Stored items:
# # # # #

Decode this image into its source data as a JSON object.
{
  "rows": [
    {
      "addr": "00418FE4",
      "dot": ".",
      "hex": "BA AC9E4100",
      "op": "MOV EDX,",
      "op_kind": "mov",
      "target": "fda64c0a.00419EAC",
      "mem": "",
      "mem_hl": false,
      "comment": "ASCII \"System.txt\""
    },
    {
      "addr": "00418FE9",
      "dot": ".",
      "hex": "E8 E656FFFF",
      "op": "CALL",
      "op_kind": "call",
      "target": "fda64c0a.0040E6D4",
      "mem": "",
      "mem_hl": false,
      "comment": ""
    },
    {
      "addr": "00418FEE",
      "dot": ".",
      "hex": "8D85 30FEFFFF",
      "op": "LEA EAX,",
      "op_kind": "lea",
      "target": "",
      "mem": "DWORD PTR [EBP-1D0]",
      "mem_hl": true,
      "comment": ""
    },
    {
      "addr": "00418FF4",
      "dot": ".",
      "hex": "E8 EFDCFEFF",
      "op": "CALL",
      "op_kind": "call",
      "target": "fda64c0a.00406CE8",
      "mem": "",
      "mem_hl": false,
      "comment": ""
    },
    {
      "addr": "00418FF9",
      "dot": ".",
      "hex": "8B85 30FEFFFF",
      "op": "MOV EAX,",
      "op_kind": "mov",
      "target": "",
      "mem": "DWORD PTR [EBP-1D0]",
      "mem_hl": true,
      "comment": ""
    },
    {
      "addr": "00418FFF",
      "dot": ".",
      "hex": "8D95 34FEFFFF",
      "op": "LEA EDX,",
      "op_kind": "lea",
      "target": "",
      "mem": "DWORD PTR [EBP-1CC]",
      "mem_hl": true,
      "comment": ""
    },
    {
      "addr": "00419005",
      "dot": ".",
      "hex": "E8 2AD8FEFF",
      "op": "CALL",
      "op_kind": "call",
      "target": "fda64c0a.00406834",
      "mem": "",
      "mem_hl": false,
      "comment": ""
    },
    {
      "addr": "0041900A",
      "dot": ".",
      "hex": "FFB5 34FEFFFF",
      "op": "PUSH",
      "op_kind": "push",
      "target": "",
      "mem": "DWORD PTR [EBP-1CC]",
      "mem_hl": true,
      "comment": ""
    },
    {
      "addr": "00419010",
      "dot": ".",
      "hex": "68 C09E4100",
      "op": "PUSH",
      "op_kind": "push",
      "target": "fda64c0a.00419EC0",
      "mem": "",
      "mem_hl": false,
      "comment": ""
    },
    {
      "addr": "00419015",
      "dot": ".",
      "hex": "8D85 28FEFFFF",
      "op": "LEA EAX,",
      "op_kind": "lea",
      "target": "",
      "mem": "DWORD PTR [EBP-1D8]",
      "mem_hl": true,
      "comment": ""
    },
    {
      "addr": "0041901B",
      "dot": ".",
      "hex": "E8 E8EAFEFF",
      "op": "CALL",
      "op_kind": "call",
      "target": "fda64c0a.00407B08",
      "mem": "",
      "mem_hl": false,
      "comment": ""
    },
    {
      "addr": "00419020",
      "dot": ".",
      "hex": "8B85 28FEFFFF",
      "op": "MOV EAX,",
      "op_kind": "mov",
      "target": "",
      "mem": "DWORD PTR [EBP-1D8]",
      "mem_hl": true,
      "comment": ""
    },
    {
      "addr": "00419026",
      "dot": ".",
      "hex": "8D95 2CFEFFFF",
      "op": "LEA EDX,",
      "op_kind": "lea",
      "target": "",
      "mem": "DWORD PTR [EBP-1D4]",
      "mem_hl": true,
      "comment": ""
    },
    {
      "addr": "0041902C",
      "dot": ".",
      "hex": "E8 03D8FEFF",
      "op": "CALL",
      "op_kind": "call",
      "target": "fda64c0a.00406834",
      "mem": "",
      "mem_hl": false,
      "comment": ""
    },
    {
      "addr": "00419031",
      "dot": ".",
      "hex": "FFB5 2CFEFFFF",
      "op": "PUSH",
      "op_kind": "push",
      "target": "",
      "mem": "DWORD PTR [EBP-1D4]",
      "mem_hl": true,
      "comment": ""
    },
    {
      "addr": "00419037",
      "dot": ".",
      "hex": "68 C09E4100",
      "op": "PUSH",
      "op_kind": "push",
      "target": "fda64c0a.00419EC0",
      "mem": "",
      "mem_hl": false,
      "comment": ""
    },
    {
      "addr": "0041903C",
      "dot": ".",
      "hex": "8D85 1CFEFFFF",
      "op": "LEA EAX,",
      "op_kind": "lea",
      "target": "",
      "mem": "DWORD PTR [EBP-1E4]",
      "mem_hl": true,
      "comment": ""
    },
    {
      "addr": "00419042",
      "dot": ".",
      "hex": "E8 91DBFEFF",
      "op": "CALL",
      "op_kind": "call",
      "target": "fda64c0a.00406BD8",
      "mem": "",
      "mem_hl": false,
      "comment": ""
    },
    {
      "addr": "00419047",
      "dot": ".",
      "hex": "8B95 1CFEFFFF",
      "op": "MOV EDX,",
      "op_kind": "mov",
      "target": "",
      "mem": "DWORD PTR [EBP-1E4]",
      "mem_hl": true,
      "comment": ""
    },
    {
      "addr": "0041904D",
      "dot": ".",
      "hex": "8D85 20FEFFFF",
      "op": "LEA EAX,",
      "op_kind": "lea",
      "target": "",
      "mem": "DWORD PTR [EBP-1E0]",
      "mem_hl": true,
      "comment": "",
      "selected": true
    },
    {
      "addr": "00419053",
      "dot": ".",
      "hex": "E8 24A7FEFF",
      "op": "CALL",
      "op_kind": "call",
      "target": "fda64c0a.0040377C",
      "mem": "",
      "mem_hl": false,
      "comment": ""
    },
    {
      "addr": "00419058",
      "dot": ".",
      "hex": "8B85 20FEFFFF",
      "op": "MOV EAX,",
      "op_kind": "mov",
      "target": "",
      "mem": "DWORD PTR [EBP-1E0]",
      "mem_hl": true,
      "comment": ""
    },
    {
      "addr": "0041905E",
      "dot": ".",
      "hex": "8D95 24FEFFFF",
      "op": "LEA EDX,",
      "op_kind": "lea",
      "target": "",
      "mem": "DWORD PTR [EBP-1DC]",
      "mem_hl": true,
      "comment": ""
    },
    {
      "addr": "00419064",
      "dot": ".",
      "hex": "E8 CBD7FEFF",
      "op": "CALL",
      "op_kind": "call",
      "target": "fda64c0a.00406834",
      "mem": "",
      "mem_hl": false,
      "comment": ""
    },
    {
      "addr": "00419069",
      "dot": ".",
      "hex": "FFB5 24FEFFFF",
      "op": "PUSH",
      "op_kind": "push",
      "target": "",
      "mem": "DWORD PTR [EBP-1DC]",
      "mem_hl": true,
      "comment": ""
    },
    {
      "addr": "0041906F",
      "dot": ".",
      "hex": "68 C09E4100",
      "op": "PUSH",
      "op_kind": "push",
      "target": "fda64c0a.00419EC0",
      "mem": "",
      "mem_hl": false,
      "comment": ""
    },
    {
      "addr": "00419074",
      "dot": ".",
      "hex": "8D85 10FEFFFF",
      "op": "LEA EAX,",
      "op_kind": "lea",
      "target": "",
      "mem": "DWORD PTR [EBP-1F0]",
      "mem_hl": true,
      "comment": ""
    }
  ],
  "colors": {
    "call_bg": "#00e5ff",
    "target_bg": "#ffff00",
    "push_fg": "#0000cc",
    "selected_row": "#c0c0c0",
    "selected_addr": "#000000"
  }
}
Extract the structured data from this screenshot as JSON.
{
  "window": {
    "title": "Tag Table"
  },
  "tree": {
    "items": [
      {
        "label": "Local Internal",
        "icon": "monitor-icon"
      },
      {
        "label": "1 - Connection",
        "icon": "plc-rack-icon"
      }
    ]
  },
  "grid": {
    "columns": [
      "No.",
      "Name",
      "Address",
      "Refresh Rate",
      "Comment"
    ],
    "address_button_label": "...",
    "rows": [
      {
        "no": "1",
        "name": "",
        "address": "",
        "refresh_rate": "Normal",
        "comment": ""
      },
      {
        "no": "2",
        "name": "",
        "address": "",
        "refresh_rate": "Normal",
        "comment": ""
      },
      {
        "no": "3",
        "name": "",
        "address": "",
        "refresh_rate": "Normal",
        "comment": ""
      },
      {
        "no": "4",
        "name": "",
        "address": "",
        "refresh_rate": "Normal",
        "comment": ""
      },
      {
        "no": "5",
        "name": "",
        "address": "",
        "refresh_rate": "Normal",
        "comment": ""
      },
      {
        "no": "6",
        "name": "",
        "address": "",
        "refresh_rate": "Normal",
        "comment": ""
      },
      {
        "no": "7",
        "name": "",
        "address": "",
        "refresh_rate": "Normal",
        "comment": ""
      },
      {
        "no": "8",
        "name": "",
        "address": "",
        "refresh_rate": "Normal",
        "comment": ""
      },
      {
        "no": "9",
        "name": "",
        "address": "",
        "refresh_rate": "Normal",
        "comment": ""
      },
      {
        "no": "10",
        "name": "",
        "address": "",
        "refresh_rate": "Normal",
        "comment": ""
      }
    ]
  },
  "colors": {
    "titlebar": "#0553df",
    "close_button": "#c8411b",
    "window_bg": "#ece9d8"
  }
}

# # # # #

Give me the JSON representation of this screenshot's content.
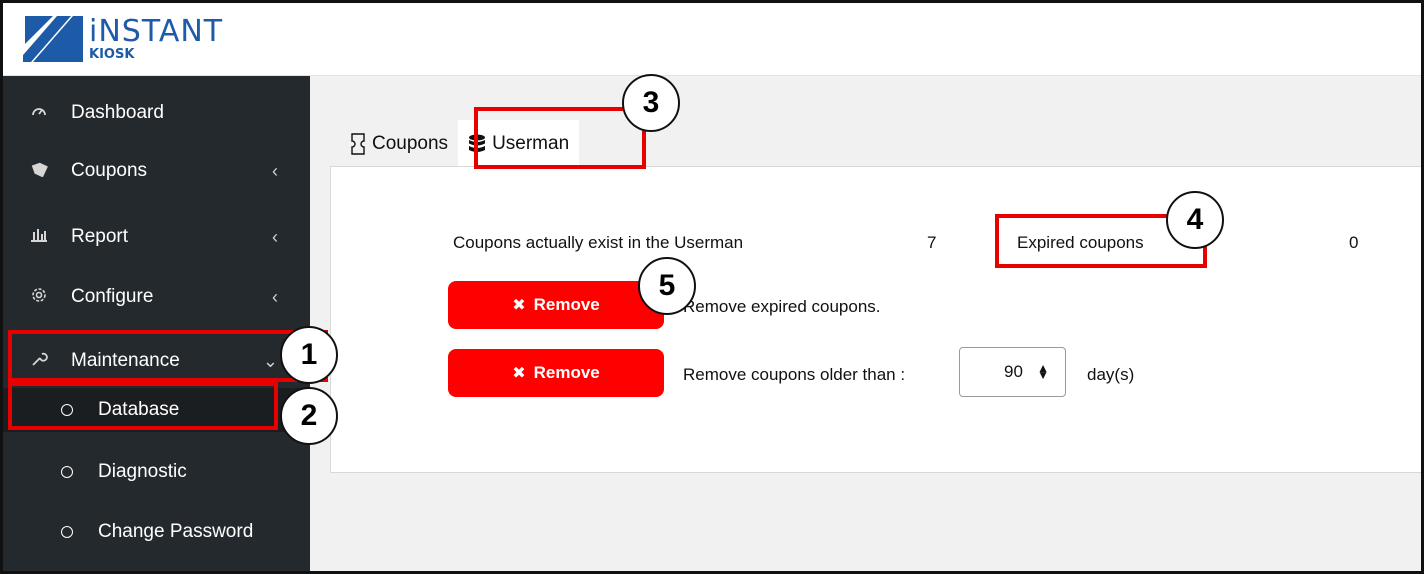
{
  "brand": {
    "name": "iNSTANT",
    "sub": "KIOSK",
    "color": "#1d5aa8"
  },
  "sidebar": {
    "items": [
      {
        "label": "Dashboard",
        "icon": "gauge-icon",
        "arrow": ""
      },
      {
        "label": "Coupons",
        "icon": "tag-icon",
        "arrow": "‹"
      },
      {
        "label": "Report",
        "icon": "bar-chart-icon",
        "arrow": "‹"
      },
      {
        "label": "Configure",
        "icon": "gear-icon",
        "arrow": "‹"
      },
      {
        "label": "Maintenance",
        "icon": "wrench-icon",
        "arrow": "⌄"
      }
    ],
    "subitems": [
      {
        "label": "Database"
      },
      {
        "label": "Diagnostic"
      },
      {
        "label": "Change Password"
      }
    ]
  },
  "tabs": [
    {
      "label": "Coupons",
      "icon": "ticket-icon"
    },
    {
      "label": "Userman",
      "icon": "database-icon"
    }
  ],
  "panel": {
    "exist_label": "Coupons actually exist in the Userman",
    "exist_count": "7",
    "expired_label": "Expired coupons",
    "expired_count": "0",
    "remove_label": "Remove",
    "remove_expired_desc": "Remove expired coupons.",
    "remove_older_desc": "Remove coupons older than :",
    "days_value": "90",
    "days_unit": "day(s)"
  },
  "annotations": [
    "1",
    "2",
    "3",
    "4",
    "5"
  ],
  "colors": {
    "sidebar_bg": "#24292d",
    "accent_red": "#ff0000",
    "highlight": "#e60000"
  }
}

# # # # #

● **What is needed**:
Where a line in the material above holds "Remove", copy that line.

● **Correct response**:
    "remove_label": "Remove",
    "remove_expired_desc": "Remove expired coupons.",
    "remove_older_desc": "Remove coupons older than :",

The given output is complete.